### Stated exercise
Reproduce every line of the data below verbatim, with no changes.

[Stored data]

================

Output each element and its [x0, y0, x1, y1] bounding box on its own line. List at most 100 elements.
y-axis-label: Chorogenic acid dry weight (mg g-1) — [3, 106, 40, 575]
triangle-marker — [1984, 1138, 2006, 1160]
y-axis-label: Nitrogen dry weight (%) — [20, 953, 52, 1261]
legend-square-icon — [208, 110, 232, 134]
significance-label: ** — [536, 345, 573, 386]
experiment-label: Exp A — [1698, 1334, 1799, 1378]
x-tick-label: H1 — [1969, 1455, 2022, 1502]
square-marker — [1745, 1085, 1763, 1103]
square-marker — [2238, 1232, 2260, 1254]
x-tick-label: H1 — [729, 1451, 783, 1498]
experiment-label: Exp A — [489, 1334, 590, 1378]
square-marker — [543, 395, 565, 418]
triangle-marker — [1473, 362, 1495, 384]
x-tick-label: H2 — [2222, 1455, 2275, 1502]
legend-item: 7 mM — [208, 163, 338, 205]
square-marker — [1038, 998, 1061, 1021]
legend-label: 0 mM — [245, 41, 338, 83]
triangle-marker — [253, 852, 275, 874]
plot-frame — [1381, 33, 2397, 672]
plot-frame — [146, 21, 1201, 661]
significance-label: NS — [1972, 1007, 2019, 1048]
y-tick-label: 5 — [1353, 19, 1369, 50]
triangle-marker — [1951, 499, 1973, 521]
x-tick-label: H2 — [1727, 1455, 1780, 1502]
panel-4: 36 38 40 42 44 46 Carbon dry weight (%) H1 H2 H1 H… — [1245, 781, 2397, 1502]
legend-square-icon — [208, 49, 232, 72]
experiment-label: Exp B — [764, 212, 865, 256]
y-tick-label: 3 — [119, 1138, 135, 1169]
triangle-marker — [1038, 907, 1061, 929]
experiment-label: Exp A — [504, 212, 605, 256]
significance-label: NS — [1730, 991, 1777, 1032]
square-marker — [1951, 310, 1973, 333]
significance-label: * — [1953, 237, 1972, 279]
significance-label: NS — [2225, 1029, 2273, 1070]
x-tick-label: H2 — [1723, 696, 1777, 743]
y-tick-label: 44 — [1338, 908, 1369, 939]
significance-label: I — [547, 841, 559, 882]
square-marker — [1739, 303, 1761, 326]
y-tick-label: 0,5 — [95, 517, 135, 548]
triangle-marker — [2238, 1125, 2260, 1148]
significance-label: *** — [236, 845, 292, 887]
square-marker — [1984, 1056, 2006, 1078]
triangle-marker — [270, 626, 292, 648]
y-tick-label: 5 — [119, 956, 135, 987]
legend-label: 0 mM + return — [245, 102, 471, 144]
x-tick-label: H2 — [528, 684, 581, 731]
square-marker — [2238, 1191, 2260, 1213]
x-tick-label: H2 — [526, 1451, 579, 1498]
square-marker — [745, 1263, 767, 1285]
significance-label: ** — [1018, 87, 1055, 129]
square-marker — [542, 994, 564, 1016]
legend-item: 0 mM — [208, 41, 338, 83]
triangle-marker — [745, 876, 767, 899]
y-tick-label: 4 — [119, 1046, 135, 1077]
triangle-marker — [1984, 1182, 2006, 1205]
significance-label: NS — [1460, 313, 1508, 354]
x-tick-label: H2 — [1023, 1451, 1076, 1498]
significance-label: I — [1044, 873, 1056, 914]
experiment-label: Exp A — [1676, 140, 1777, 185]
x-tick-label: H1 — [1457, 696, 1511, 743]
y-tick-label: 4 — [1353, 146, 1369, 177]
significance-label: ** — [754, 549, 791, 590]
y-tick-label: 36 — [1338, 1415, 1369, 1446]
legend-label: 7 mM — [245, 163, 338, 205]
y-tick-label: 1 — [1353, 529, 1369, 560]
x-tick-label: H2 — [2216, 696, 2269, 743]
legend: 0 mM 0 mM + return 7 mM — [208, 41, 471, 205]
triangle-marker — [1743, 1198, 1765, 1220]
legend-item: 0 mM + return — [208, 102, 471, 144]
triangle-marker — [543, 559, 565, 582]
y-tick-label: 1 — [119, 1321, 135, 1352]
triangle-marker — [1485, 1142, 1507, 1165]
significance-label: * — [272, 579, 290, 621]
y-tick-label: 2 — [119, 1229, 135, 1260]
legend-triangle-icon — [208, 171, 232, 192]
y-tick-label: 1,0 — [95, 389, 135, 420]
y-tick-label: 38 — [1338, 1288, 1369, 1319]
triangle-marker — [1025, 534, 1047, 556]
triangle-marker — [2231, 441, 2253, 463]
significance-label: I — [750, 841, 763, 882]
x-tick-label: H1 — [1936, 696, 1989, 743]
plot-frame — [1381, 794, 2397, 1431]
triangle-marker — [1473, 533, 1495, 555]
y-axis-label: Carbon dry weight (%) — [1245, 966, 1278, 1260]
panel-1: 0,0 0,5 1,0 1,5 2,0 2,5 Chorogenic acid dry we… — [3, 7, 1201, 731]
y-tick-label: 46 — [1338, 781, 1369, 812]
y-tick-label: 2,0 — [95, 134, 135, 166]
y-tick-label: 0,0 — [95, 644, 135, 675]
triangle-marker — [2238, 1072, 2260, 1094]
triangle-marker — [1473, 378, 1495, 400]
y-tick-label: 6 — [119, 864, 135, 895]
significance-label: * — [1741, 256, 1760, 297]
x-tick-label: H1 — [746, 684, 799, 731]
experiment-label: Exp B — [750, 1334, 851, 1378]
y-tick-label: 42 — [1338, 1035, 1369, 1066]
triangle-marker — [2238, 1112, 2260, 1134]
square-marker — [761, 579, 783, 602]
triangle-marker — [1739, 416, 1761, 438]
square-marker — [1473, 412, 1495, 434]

================

### Output for this task
Output each element and its [x0, y0, x1, y1] bounding box on its own line. List at most 100 elements.
y-axis-label: Chorogenic acid dry weight (mg g-1) — [3, 106, 40, 575]
triangle-marker — [1984, 1138, 2006, 1160]
y-axis-label: Nitrogen dry weight (%) — [20, 953, 52, 1261]
legend-square-icon — [208, 110, 232, 134]
significance-label: ** — [536, 345, 573, 386]
experiment-label: Exp A — [1698, 1334, 1799, 1378]
x-tick-label: H1 — [1969, 1455, 2022, 1502]
square-marker — [1745, 1085, 1763, 1103]
square-marker — [2238, 1232, 2260, 1254]
x-tick-label: H1 — [729, 1451, 783, 1498]
experiment-label: Exp A — [489, 1334, 590, 1378]
square-marker — [543, 395, 565, 418]
triangle-marker — [1473, 362, 1495, 384]
x-tick-label: H2 — [2222, 1455, 2275, 1502]
legend-item: 7 mM — [208, 163, 338, 205]
square-marker — [1038, 998, 1061, 1021]
legend-label: 0 mM — [245, 41, 338, 83]
triangle-marker — [253, 852, 275, 874]
plot-frame — [1381, 33, 2397, 672]
plot-frame — [146, 21, 1201, 661]
significance-label: NS — [1972, 1007, 2019, 1048]
y-tick-label: 5 — [1353, 19, 1369, 50]
triangle-marker — [1951, 499, 1973, 521]
x-tick-label: H2 — [1727, 1455, 1780, 1502]
panel-4: 36 38 40 42 44 46 Carbon dry weight (%) H1 H2 H1 H… — [1245, 781, 2397, 1502]
legend-square-icon — [208, 49, 232, 72]
experiment-label: Exp B — [764, 212, 865, 256]
y-tick-label: 3 — [119, 1138, 135, 1169]
triangle-marker — [1038, 907, 1061, 929]
experiment-label: Exp A — [504, 212, 605, 256]
significance-label: NS — [1730, 991, 1777, 1032]
square-marker — [1951, 310, 1973, 333]
significance-label: * — [1953, 237, 1972, 279]
significance-label: NS — [2225, 1029, 2273, 1070]
x-tick-label: H2 — [1723, 696, 1777, 743]
y-tick-label: 44 — [1338, 908, 1369, 939]
significance-label: I — [547, 841, 559, 882]
square-marker — [1739, 303, 1761, 326]
y-tick-label: 0,5 — [95, 517, 135, 548]
triangle-marker — [2238, 1125, 2260, 1148]
significance-label: *** — [236, 845, 292, 887]
square-marker — [1984, 1056, 2006, 1078]
triangle-marker — [270, 626, 292, 648]
y-tick-label: 5 — [119, 956, 135, 987]
legend-label: 0 mM + return — [245, 102, 471, 144]
x-tick-label: H2 — [528, 684, 581, 731]
square-marker — [2238, 1191, 2260, 1213]
x-tick-label: H2 — [526, 1451, 579, 1498]
square-marker — [745, 1263, 767, 1285]
significance-label: ** — [1018, 87, 1055, 129]
square-marker — [542, 994, 564, 1016]
legend-item: 0 mM — [208, 41, 338, 83]
triangle-marker — [745, 876, 767, 899]
y-tick-label: 4 — [119, 1046, 135, 1077]
triangle-marker — [1984, 1182, 2006, 1205]
significance-label: NS — [1460, 313, 1508, 354]
x-tick-label: H2 — [1023, 1451, 1076, 1498]
significance-label: I — [1044, 873, 1056, 914]
experiment-label: Exp A — [1676, 140, 1777, 185]
x-tick-label: H1 — [1457, 696, 1511, 743]
y-tick-label: 4 — [1353, 146, 1369, 177]
significance-label: ** — [754, 549, 791, 590]
y-tick-label: 36 — [1338, 1415, 1369, 1446]
legend-label: 7 mM — [245, 163, 338, 205]
y-tick-label: 1 — [1353, 529, 1369, 560]
x-tick-label: H2 — [2216, 696, 2269, 743]
legend: 0 mM 0 mM + return 7 mM — [208, 41, 471, 205]
triangle-marker — [1743, 1198, 1765, 1220]
legend-item: 0 mM + return — [208, 102, 471, 144]
triangle-marker — [543, 559, 565, 582]
y-tick-label: 1 — [119, 1321, 135, 1352]
triangle-marker — [1485, 1142, 1507, 1165]
significance-label: * — [272, 579, 290, 621]
y-tick-label: 2 — [119, 1229, 135, 1260]
legend-triangle-icon — [208, 171, 232, 192]
y-tick-label: 1,0 — [95, 389, 135, 420]
y-tick-label: 38 — [1338, 1288, 1369, 1319]
triangle-marker — [1025, 534, 1047, 556]
triangle-marker — [2231, 441, 2253, 463]
significance-label: I — [750, 841, 763, 882]
x-tick-label: H1 — [1936, 696, 1989, 743]
plot-frame — [1381, 794, 2397, 1431]
triangle-marker — [1473, 533, 1495, 555]
y-axis-label: Carbon dry weight (%) — [1245, 966, 1278, 1260]
panel-1: 0,0 0,5 1,0 1,5 2,0 2,5 Chorogenic acid dry we… — [3, 7, 1201, 731]
y-tick-label: 46 — [1338, 781, 1369, 812]
y-tick-label: 2,0 — [95, 134, 135, 166]
y-tick-label: 0,0 — [95, 644, 135, 675]
triangle-marker — [2238, 1072, 2260, 1094]
triangle-marker — [1473, 378, 1495, 400]
y-tick-label: 6 — [119, 864, 135, 895]
significance-label: * — [1741, 256, 1760, 297]
x-tick-label: H1 — [746, 684, 799, 731]
experiment-label: Exp B — [750, 1334, 851, 1378]
y-tick-label: 42 — [1338, 1035, 1369, 1066]
triangle-marker — [2238, 1112, 2260, 1134]
square-marker — [761, 579, 783, 602]
triangle-marker — [1739, 416, 1761, 438]
square-marker — [1473, 412, 1495, 434]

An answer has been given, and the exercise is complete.